DATA LINES
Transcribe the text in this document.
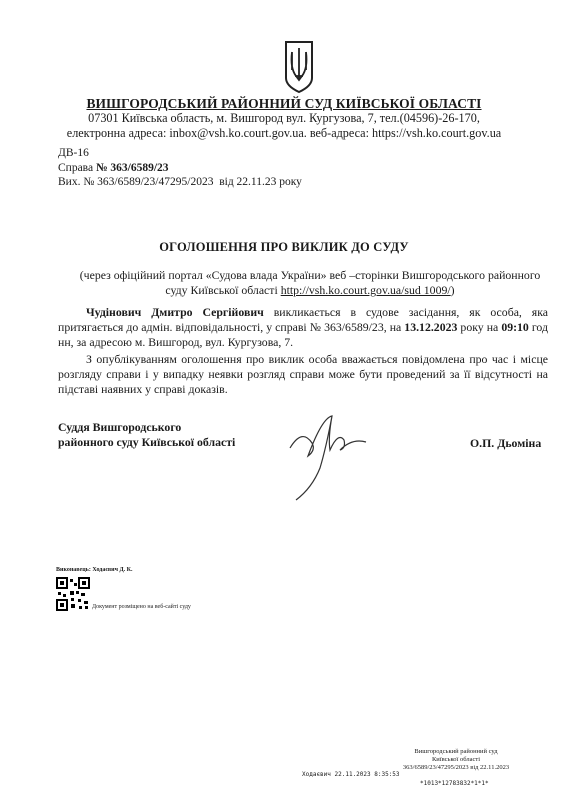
ВИШГОРОДСЬКИЙ РАЙОННИЙ СУД КИЇВСЬКОЇ ОБЛАСТІ
07301 Київська область, м. Вишгород вул. Кургузова, 7, тел.(04596)-26-170,
електронна адреса: inbox@vsh.ko.court.gov.ua. веб-адреса: https://vsh.ko.court.gov.ua
ДВ-16
Справа № 363/6589/23
Вих. № 363/6589/23/47295/2023 від 22.11.23 року
ОГОЛОШЕННЯ ПРО ВИКЛИК ДО СУДУ
(через офіційний портал «Судова влада України» веб –сторінки Вишгородського районного суду Київської області http://vsh.ko.court.gov.ua/sud 1009/)
Чудінович Дмитро Сергійович викликається в судове засідання, як особа, яка притягається до адмін. відповідальності, у справі № 363/6589/23, на 13.12.2023 року на 09:10 год нн, за адресою м. Вишгород, вул. Кургузова, 7.
З опублікуванням оголошення про виклик особа вважається повідомлена про час і місце розгляду справи і у випадку неявки розгляд справи може бути проведений за її відсутності на підставі наявних у справі доказів.
Суддя Вишгородського
районного суду Київської області	О.П. Дьоміна
Виконавець: Ходаєвич Д. К.
Документ розміщено на веб-сайті суду
Вишгородський районний суд
Київської області
363/6589/23/47295/2023 від 22.11.2023
Ходаєвич 22.11.2023 8:35:53
*1013*12783832*1*1*
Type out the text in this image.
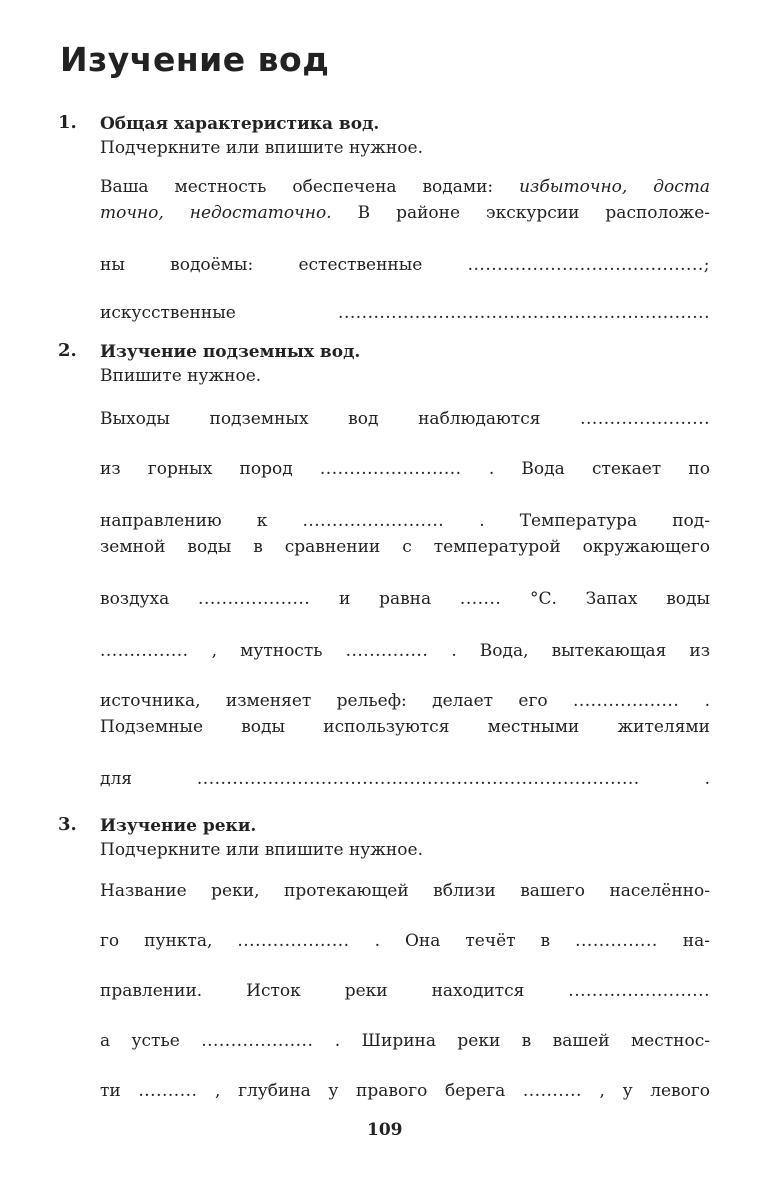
Изучение вод
1. Общая характеристика вод.
Подчеркните или впишите нужное.
Ваша местность обеспечена водами: избыточно, доста
точно, недостаточно. В районе экскурсии расположе-
ны водоёмы: естественные	........................................;
искусственные	...............................................................
2. Изучение подземных вод.
Впишите нужное.
Выходы подземных вод наблюдаются ......................
из горных пород ........................ . Вода стекает по
направлению к ........................ . Температура под-
земной воды в сравнении с температурой окружающего
воздуха ................... и равна ....... °С. Запах воды
............... , мутность .............. . Вода, вытекающая из
источника, изменяет рельеф: делает его .................. .
Подземные воды используются местными жителями
для	...........................................................................	.
3. Изучение реки.
Подчеркните или впишите нужное.
Название реки, протекающей вблизи вашего населённо-
го пункта, ................... . Она течёт в .............. на-
правлении. Исток реки находится	........................
а устье ................... . Ширина реки в вашей местнос-
ти .......... , глубина у правого берега .......... , у левого
109
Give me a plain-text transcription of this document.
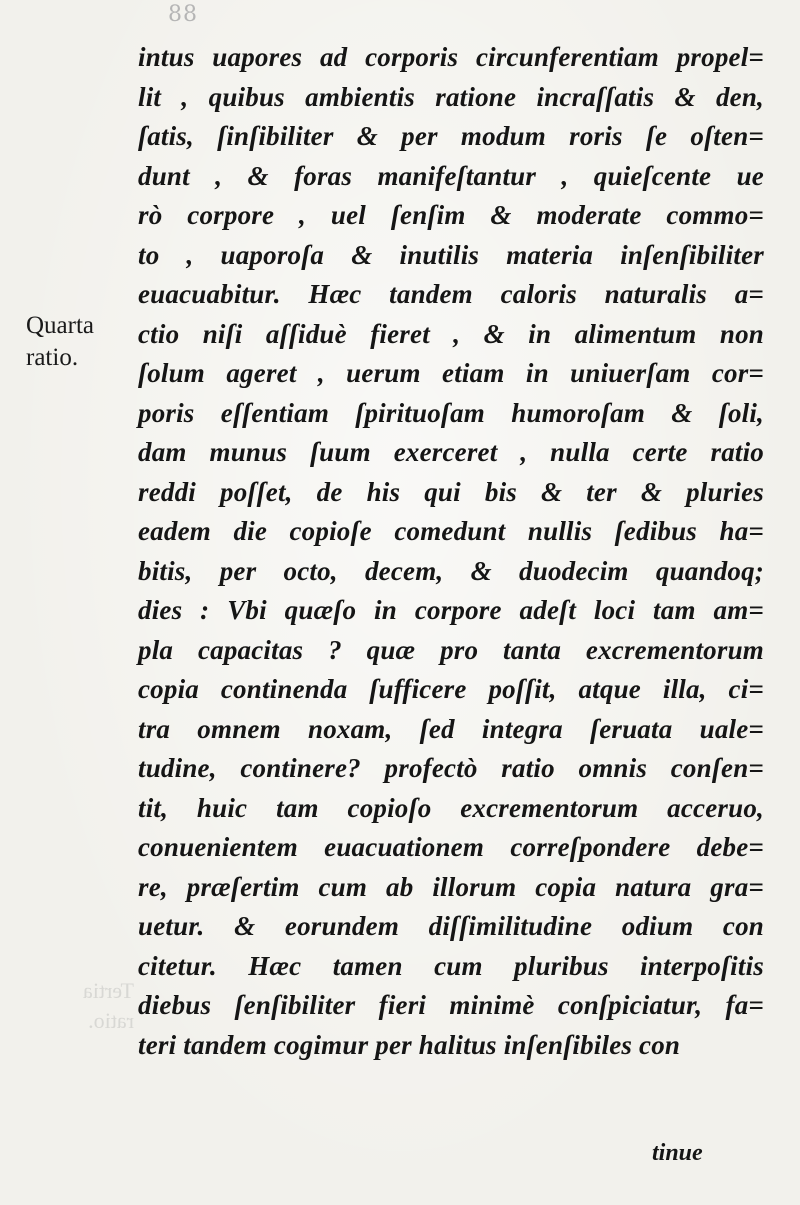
88
Tertia
ratio.
Quarta
ratio.
intus uapores ad corporis circunferentiam propel=
lit , quibus ambientis ratione incraſſatis & den,
ſatis, ſinſibiliter & per modum roris ſe oſten=
dunt , & foras manifeſtantur , quieſcente ue
rò corpore , uel ſenſim & moderate commo=
to , uaporoſa & inutilis materia inſenſibiliter
euacuabitur. Hæc tandem caloris naturalis a=
ctio niſi aſſiduè fieret , & in alimentum non
ſolum ageret , uerum etiam in uniuerſam cor=
poris eſſentiam ſpirituoſam humoroſam & ſoli,
dam munus ſuum exerceret , nulla certe ratio
reddi poſſet, de his qui bis & ter & pluries
eadem die copioſe comedunt nullis ſedibus ha=
bitis, per octo, decem, & duodecim quandoq;
dies : Vbi quæſo in corpore adeſt loci tam am=
pla capacitas ? quæ pro tanta excrementorum
copia continenda ſufficere poſſit, atque illa, ci=
tra omnem noxam, ſed integra ſeruata uale=
tudine, continere? profectò ratio omnis conſen=
tit, huic tam copioſo excrementorum acceruo,
conuenientem euacuationem correſpondere debe=
re, præſertim cum ab illorum copia natura gra=
uetur. & eorundem diſſimilitudine odium con
citetur. Hæc tamen cum pluribus interpoſitis
diebus ſenſibiliter fieri minimè conſpiciatur, fa=
teri tandem cogimur per halitus inſenſibiles con
tinue
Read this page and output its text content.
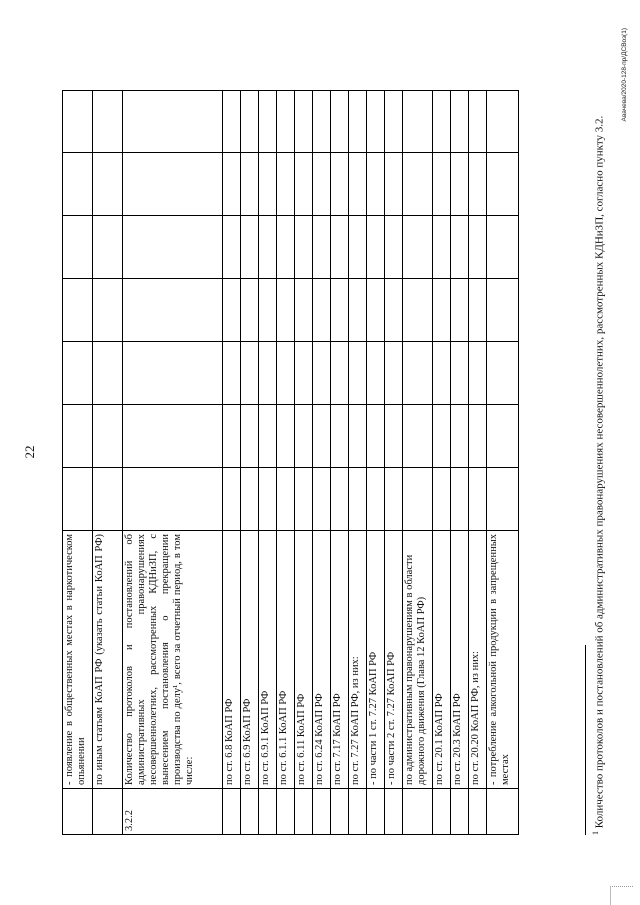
22
	- появление в общественных местах в наркотическом опьянении							
	по иным статьям КоАП РФ (указать статьи КоАП РФ)							
3.2.2	Количество протоколов и постановлений об административных правонарушениях несовершеннолетних, рассмотренных КДНиЗП, с вынесением постановления о прекращении производства по делу¹, всего за отчетный период, в том числе:							
	по ст. 6.8 КоАП РФ							
	по ст. 6.9 КоАП РФ							
	по ст. 6.9.1 КоАП РФ							
	по ст. 6.1.1 КоАП РФ							
	по ст. 6.11 КоАП РФ							
	по ст. 6.24 КоАП РФ							
	по ст. 7.17 КоАП РФ							
	по ст. 7.27 КоАП РФ, из них:							
	- по части 1 ст. 7.27 КоАП РФ							
	- по части 2 ст. 7.27 КоАП РФ							
	по административным правонарушениям в области дорожного движения (Глава 12 КоАП РФ)							
	по ст. 20.1 КоАП РФ							
	по ст. 20.3 КоАП РФ							
	по ст. 20.20 КоАП РФ, из них:							
	- потребление алкогольной продукции в запрещенных местах							
$^1$ Количество протоколов и постановлений об административных правонарушениях несовершеннолетних, рассмотренных КДНиЗП, согласно пункту 3.2.
Авачева/2020-128-пр/ДСВоз(1)
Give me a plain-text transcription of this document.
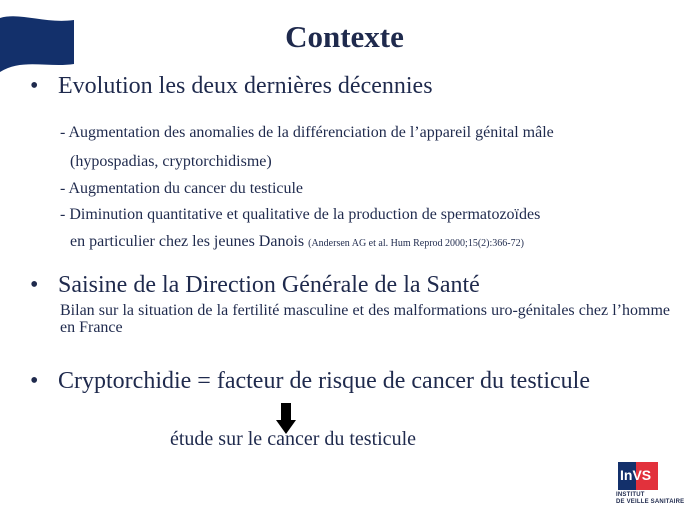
Contexte
• Evolution les deux dernières décennies
- Augmentation des anomalies de la différenciation de l’appareil génital mâle
(hypospadias, cryptorchidisme)
- Augmentation du cancer du testicule
- Diminution quantitative et qualitative de la production de spermatozoïdes
en particulier chez les jeunes Danois (Andersen AG et al. Hum Reprod 2000;15(2):366-72)
• Saisine de la Direction Générale de la Santé
Bilan sur la situation de la fertilité masculine et des malformations uro-génitales chez l’homme en France
• Cryptorchidie = facteur de risque de cancer du testicule
étude sur le cancer du testicule
InVS
INSTITUT
DE VEILLE SANITAIRE
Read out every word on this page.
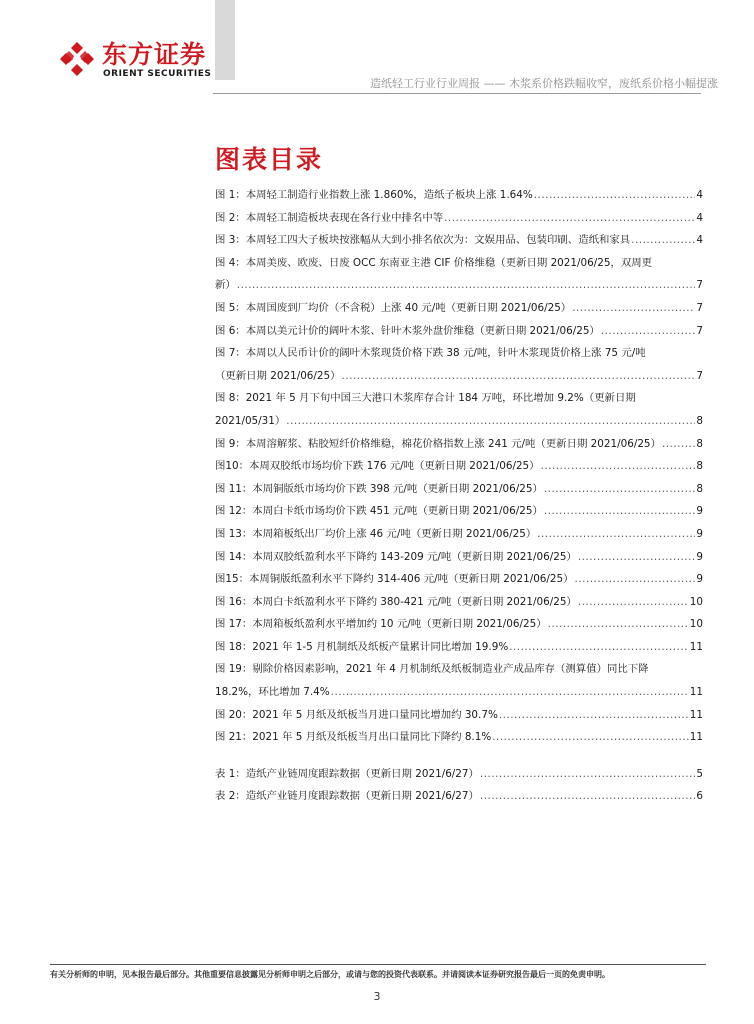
东方证券
ORIENT SECURITIES
造纸轻工行业行业周报 —— 木浆系价格跌幅收窄，废纸系价格小幅提涨
图表目录
图 1：本周轻工制造行业指数上涨 1.860%，造纸子板块上涨 1.64% .....	4
图 2：本周轻工制造板块表现在各行业中排名中等 .....	4
图 3：本周轻工四大子板块按涨幅从大到小排名依次为：文娱用品、包装印刷、造纸和家具 .....	4
图 4：本周美废、欧废、日废 OCC 东南亚主港 CIF 价格维稳（更新日期 2021/06/25，双周更
新） .....	7
图 5：本周国废到厂均价（不含税）上涨 40 元/吨（更新日期 2021/06/25） .....	7
图 6：本周以美元计价的阔叶木浆、针叶木浆外盘价维稳（更新日期 2021/06/25） .....	7
图 7：本周以人民币计价的阔叶木浆现货价格下跌 38 元/吨，针叶木浆现货价格上涨 75 元/吨
（更新日期 2021/06/25） .....	7
图 8：2021 年 5 月下旬中国三大港口木浆库存合计 184 万吨，环比增加 9.2%（更新日期
2021/05/31） .....	8
图 9：本周溶解浆、粘胶短纤价格维稳，棉花价格指数上涨 241 元/吨（更新日期 2021/06/25） .....	8
图10：本周双胶纸市场均价下跌 176 元/吨（更新日期 2021/06/25） .....	8
图 11：本周铜版纸市场均价下跌 398 元/吨（更新日期 2021/06/25） .....	8
图 12：本周白卡纸市场均价下跌 451 元/吨（更新日期 2021/06/25） .....	9
图 13：本周箱板纸出厂均价上涨 46 元/吨（更新日期 2021/06/25） .....	9
图 14：本周双胶纸盈利水平下降约 143-209 元/吨（更新日期 2021/06/25） .....	9
图15：本周铜版纸盈利水平下降约 314-406 元/吨（更新日期 2021/06/25） .....	9
图 16：本周白卡纸盈利水平下降约 380-421 元/吨（更新日期 2021/06/25） .....	10
图 17：本周箱板纸盈利水平增加约 10 元/吨（更新日期 2021/06/25） .....	10
图 18：2021 年 1-5 月机制纸及纸板产量累计同比增加 19.9% .....	11
图 19：剔除价格因素影响，2021 年 4 月机制纸及纸板制造业产成品库存（测算值）同比下降
18.2%，环比增加 7.4% .....	11
图 20：2021 年 5 月纸及纸板当月进口量同比增加约 30.7% .....	11
图 21：2021 年 5 月纸及纸板当月出口量同比下降约 8.1% .....	11
表 1：造纸产业链周度跟踪数据（更新日期 2021/6/27） .....	5
表 2：造纸产业链月度跟踪数据（更新日期 2021/6/27） .....	6
有关分析师的申明，见本报告最后部分。其他重要信息披露见分析师申明之后部分，或请与您的投资代表联系。并请阅读本证券研究报告最后一页的免责申明。
3
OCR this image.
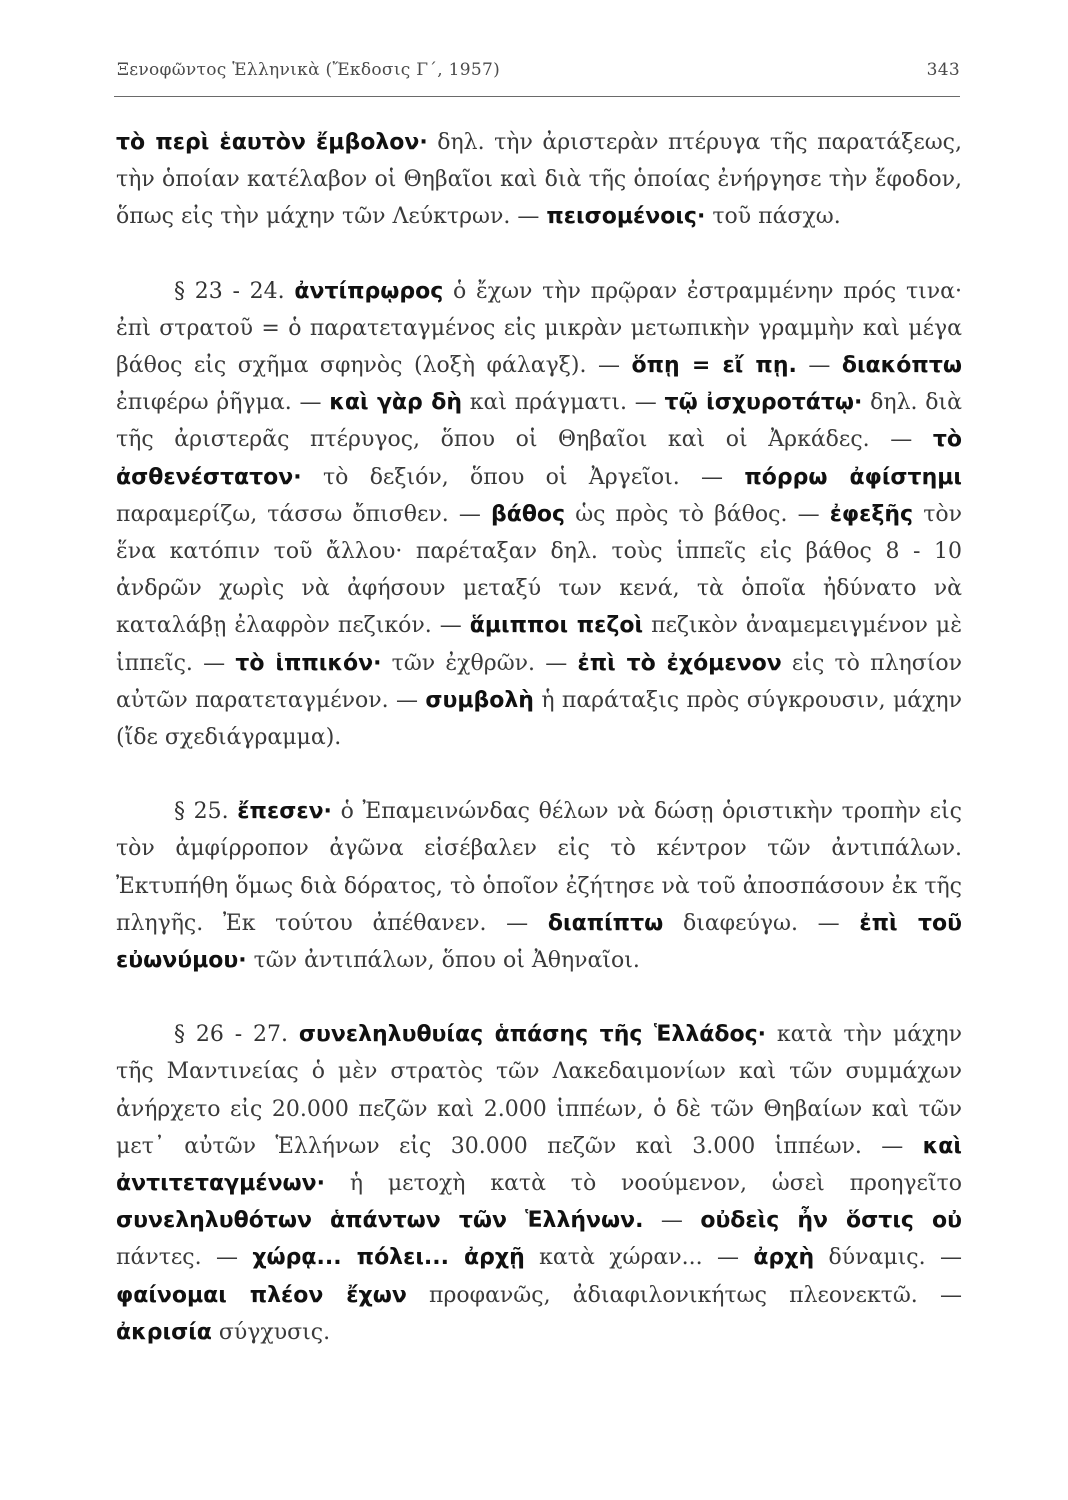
Ξενοφῶντος Ἑλληνικὰ (Ἔκδοσις Γ΄, 1957)	343

τὸ περὶ ἑαυτὸν ἔμβολον· δηλ. τὴν ἀριστερὰν πτέρυγα τῆς παρατάξεως, τὴν ὁποίαν κατέλαβον οἱ Θηβαῖοι καὶ διὰ τῆς ὁποίας ἐνήργησε τὴν ἔφοδον, ὅπως εἰς τὴν μάχην τῶν Λεύκτρων. — πεισομένοις· τοῦ πάσχω.

§ 23 - 24. ἀντίπρῳρος ὁ ἔχων τὴν πρῷραν ἐστραμμένην πρός τινα· ἐπὶ στρατοῦ = ὁ παρατεταγμένος εἰς μικρὰν μετωπικὴν γραμμὴν καὶ μέγα βάθος εἰς σχῆμα σφηνὸς (λοξὴ φάλαγξ). — ὅπῃ = εἴ πῃ. — διακόπτω ἐπιφέρω ῥῆγμα. — καὶ γὰρ δὴ καὶ πράγματι. — τῷ ἰσχυροτάτῳ· δηλ. διὰ τῆς ἀριστερᾶς πτέρυγος, ὅπου οἱ Θηβαῖοι καὶ οἱ Ἀρκάδες. — τὸ ἀσθενέστατον· τὸ δεξιόν, ὅπου οἱ Ἀργεῖοι. — πόρρω ἀφίστημι παραμερίζω, τάσσω ὄπισθεν. — βάθος ὡς πρὸς τὸ βάθος. — ἐφεξῆς τὸν ἕνα κατόπιν τοῦ ἄλλου· παρέταξαν δηλ. τοὺς ἱππεῖς εἰς βάθος 8 - 10 ἀνδρῶν χωρὶς νὰ ἀφήσουν μεταξύ των κενά, τὰ ὁποῖα ἠδύνατο νὰ καταλάβῃ ἐλαφρὸν πεζικόν. — ἅμιπποι πεζοὶ πεζικὸν ἀναμεμειγμένον μὲ ἱππεῖς. — τὸ ἱππικόν· τῶν ἐχθρῶν. — ἐπὶ τὸ ἐχόμενον εἰς τὸ πλησίον αὐτῶν παρατεταγμένον. — συμβολὴ ἡ παράταξις πρὸς σύγκρουσιν, μάχην (ἴδε σχεδιάγραμμα).

§ 25. ἔπεσεν· ὁ Ἐπαμεινώνδας θέλων νὰ δώσῃ ὁριστικὴν τροπὴν εἰς τὸν ἀμφίρροπον ἀγῶνα εἰσέβαλεν εἰς τὸ κέντρον τῶν ἀντιπάλων. Ἐκτυπήθη ὅμως διὰ δόρατος, τὸ ὁποῖον ἐζήτησε νὰ τοῦ ἀποσπάσουν ἐκ τῆς πληγῆς. Ἐκ τούτου ἀπέθανεν. — διαπίπτω διαφεύγω. — ἐπὶ τοῦ εὐωνύμου· τῶν ἀντιπάλων, ὅπου οἱ Ἀθηναῖοι.

§ 26 - 27. συνεληλυθυίας ἁπάσης τῆς Ἑλλάδος· κατὰ τὴν μάχην τῆς Μαντινείας ὁ μὲν στρατὸς τῶν Λακεδαιμονίων καὶ τῶν συμμάχων ἀνήρχετο εἰς 20.000 πεζῶν καὶ 2.000 ἱππέων, ὁ δὲ τῶν Θηβαίων καὶ τῶν μετ᾽ αὐτῶν Ἑλλήνων εἰς 30.000 πεζῶν καὶ 3.000 ἱππέων. — καὶ ἀντιτεταγμένων· ἡ μετοχὴ κατὰ τὸ νοούμενον, ὡσεὶ προηγεῖτο συνεληλυθότων ἁπάντων τῶν Ἑλλήνων. — οὐδεὶς ἦν ὅστις οὐ πάντες. — χώρᾳ... πόλει... ἀρχῇ κατὰ χώραν... — ἀρχὴ δύναμις. — φαίνομαι πλέον ἔχων προφανῶς, ἀδιαφιλονικήτως πλεονεκτῶ. — ἀκρισία σύγχυσις.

DESCRIPTION OF THE TASK
Collect the complete line wherever the string "this" appears in the records.

TASK RESULT
Transcribe the text in this document.
Type out the text in this image.
Give me a plain-text transcription of this document.
Read this page and output its text content.
Give me a plain-text transcription of this document.
Read out every word on this page.
OCR this image.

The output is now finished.